### [What is asked]
Search the listing below for the string "směru" and copy every line where it occurs.
—————
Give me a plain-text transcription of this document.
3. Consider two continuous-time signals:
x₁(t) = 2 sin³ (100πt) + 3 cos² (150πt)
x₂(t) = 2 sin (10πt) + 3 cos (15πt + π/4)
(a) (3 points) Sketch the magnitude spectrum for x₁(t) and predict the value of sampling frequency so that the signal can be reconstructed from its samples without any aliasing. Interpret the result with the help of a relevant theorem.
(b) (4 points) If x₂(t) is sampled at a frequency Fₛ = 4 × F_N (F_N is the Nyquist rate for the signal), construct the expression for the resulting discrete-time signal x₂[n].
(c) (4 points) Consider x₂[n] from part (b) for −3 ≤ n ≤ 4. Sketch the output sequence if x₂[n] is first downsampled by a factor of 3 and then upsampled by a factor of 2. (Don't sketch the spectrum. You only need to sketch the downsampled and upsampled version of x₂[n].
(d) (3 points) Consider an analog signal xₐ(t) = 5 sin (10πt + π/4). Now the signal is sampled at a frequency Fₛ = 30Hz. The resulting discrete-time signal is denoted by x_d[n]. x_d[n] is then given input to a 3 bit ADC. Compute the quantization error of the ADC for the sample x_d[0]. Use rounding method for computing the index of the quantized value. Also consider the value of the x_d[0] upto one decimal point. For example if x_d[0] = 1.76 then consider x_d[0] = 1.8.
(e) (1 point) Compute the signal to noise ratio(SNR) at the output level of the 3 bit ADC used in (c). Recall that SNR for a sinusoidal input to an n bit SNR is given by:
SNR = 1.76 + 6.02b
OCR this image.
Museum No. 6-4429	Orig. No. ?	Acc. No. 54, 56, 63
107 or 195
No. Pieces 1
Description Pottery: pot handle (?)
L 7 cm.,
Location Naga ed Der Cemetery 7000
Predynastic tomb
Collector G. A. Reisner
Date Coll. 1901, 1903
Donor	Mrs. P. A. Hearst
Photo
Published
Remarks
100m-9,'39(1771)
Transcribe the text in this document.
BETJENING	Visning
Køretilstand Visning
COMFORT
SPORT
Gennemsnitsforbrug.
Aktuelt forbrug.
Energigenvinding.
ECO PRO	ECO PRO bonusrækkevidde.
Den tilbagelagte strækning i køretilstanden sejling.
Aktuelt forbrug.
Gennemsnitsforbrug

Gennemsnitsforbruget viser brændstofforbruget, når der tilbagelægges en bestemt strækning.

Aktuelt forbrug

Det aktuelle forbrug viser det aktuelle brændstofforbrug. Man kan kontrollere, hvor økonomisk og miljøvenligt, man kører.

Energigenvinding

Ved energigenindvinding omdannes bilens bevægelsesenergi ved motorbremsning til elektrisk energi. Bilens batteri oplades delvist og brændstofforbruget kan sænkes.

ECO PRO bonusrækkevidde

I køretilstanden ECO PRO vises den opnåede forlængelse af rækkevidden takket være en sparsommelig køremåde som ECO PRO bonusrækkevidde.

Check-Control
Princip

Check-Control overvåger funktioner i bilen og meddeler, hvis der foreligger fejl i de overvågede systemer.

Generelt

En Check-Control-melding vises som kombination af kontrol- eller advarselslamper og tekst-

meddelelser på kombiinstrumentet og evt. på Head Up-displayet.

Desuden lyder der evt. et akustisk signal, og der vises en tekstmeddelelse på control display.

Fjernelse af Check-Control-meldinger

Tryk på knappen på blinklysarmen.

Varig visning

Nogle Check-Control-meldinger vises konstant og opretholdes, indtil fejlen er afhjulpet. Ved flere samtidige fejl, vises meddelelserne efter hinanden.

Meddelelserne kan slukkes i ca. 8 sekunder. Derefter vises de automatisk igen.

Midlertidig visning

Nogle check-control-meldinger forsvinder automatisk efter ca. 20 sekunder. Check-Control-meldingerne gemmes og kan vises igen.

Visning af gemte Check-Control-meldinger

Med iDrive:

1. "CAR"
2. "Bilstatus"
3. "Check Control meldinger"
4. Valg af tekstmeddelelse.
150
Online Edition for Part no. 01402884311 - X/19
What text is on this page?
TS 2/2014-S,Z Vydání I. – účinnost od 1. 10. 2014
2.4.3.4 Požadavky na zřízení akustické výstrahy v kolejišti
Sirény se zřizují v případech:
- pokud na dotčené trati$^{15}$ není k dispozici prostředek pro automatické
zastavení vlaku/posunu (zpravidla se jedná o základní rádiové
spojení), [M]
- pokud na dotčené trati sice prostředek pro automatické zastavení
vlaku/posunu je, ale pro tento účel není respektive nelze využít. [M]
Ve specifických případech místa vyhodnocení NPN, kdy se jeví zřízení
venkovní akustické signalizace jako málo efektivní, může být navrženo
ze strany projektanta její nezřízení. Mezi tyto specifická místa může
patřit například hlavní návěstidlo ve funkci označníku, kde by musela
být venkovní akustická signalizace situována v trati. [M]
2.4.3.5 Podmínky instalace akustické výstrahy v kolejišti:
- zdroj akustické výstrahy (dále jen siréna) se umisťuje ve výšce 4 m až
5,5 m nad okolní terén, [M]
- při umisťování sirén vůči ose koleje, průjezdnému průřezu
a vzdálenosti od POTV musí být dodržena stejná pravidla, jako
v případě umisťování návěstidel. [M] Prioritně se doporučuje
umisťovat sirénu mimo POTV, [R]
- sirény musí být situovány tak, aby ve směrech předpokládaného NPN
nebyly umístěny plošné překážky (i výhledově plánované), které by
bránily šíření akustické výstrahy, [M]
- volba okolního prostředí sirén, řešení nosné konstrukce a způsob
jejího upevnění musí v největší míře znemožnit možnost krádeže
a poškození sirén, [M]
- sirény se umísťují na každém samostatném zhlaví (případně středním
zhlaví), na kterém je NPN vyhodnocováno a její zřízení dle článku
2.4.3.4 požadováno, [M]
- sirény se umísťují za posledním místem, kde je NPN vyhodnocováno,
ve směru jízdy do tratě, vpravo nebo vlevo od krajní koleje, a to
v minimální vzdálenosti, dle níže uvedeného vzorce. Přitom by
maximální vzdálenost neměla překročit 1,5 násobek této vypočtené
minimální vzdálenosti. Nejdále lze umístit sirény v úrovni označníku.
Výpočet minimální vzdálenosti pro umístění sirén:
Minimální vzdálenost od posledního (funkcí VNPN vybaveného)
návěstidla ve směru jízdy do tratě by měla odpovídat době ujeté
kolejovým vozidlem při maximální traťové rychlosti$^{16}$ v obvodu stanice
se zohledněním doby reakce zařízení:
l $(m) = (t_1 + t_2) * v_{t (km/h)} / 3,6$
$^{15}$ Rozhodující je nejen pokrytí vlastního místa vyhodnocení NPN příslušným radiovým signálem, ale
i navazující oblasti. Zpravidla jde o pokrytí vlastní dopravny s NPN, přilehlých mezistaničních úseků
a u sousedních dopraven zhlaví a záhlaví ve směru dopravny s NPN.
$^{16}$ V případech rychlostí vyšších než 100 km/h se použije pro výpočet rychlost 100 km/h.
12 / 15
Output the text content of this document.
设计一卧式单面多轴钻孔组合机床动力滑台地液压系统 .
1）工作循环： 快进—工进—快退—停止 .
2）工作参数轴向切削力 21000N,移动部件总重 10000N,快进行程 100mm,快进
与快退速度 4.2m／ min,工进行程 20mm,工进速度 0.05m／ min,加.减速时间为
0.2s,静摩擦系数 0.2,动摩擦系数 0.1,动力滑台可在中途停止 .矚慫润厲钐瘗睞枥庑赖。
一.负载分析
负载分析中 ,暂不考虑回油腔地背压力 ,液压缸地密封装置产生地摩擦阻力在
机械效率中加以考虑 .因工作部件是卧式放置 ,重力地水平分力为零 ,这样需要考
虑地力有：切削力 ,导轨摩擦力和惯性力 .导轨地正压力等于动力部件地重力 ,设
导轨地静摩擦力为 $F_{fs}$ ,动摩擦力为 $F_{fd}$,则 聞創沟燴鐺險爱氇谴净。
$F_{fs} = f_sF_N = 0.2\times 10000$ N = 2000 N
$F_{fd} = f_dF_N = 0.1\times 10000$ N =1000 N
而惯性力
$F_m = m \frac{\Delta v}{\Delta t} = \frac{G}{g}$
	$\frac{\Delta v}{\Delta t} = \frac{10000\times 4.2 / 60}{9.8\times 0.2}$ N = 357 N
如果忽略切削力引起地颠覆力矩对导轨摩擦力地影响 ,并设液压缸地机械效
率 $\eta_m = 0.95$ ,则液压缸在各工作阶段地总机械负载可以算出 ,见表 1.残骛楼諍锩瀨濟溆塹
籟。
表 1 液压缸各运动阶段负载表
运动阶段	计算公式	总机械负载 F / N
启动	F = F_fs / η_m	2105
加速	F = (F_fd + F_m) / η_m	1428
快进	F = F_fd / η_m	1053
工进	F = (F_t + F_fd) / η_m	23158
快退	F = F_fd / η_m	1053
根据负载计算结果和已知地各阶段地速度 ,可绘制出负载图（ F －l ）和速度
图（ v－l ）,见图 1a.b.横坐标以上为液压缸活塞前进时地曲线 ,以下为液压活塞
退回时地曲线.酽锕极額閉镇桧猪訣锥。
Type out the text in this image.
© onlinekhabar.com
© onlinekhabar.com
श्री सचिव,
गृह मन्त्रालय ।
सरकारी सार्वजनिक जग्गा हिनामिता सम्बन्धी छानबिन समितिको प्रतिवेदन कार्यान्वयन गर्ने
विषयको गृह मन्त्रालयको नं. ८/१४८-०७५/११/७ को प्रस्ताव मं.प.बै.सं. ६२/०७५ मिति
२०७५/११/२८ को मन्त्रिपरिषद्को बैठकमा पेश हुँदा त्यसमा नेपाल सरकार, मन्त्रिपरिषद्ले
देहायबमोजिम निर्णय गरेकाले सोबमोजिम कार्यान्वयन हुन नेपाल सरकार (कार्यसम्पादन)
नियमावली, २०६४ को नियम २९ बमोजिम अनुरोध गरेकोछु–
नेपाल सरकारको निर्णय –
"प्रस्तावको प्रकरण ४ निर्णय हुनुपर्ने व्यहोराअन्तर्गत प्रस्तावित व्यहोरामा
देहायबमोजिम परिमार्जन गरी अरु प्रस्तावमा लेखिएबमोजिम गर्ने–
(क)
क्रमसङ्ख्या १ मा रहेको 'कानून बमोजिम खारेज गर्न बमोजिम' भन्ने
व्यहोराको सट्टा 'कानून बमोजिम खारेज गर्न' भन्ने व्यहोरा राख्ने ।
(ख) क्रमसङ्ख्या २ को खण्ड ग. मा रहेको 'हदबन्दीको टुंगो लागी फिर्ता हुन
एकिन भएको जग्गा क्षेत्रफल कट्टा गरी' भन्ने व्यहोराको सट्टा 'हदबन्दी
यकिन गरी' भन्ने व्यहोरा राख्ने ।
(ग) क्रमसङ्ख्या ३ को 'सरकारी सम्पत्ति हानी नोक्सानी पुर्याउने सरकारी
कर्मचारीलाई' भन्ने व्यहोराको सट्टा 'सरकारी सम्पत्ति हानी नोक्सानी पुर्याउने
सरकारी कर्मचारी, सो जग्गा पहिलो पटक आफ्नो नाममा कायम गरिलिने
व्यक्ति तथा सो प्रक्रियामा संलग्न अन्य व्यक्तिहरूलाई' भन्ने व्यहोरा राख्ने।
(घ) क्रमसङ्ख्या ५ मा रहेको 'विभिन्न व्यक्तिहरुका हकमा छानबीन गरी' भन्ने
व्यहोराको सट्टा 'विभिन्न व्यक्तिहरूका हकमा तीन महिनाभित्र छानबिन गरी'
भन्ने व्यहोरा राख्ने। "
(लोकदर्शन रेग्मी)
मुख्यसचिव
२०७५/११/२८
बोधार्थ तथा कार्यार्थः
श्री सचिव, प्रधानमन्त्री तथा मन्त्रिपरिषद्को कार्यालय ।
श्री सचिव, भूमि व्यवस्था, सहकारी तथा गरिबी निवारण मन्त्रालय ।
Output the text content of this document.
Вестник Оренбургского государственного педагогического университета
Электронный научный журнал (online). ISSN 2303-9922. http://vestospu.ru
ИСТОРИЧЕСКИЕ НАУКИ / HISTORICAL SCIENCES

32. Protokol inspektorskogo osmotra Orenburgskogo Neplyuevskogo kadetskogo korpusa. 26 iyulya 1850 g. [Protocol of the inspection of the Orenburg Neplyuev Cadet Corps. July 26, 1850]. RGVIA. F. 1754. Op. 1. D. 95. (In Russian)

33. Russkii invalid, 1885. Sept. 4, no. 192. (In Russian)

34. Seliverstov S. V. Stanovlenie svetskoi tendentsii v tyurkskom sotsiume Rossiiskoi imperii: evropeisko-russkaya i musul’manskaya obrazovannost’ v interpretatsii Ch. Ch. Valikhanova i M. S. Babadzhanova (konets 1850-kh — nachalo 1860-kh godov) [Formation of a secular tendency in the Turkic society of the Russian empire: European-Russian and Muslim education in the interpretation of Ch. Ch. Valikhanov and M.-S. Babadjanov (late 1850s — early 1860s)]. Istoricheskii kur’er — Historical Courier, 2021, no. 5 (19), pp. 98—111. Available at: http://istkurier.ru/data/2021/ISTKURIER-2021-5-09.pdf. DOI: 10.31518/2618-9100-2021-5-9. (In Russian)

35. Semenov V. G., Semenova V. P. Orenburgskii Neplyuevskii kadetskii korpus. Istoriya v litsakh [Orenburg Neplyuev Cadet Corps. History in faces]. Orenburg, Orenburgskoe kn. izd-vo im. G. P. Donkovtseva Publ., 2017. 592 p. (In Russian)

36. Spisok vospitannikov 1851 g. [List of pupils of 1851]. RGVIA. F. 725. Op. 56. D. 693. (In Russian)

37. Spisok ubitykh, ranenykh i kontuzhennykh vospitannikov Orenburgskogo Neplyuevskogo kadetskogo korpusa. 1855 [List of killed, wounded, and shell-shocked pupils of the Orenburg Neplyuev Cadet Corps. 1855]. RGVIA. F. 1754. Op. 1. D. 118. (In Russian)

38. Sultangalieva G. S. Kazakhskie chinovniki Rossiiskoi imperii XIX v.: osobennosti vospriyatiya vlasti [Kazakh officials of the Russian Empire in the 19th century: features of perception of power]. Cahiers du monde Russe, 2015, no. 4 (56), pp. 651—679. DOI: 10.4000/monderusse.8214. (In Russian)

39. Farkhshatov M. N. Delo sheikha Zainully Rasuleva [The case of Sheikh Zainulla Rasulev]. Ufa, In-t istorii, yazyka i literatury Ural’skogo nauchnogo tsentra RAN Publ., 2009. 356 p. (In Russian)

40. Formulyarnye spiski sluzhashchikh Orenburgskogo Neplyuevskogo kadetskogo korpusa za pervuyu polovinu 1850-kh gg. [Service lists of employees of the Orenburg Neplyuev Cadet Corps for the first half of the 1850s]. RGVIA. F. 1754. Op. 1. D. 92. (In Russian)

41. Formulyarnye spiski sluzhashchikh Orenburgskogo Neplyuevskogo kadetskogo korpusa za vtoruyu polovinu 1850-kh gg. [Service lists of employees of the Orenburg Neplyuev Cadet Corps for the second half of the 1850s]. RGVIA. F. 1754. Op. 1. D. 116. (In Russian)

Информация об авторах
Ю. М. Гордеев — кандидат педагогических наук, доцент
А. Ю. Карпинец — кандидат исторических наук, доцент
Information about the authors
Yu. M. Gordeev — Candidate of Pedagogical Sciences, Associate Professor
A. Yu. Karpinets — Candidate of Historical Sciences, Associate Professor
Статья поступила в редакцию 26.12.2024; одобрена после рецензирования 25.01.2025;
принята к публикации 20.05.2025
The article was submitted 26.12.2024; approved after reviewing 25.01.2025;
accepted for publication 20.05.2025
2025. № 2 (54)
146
—————
### [Exercise response]
ve směru jízdy do tratě, vpravo nebo vlevo od krajní koleje, a to
návěstidla ve směru jízdy do tratě by měla odpovídat době ujeté
a u sousedních dopraven zhlaví a záhlaví ve směru dopravny s NPN.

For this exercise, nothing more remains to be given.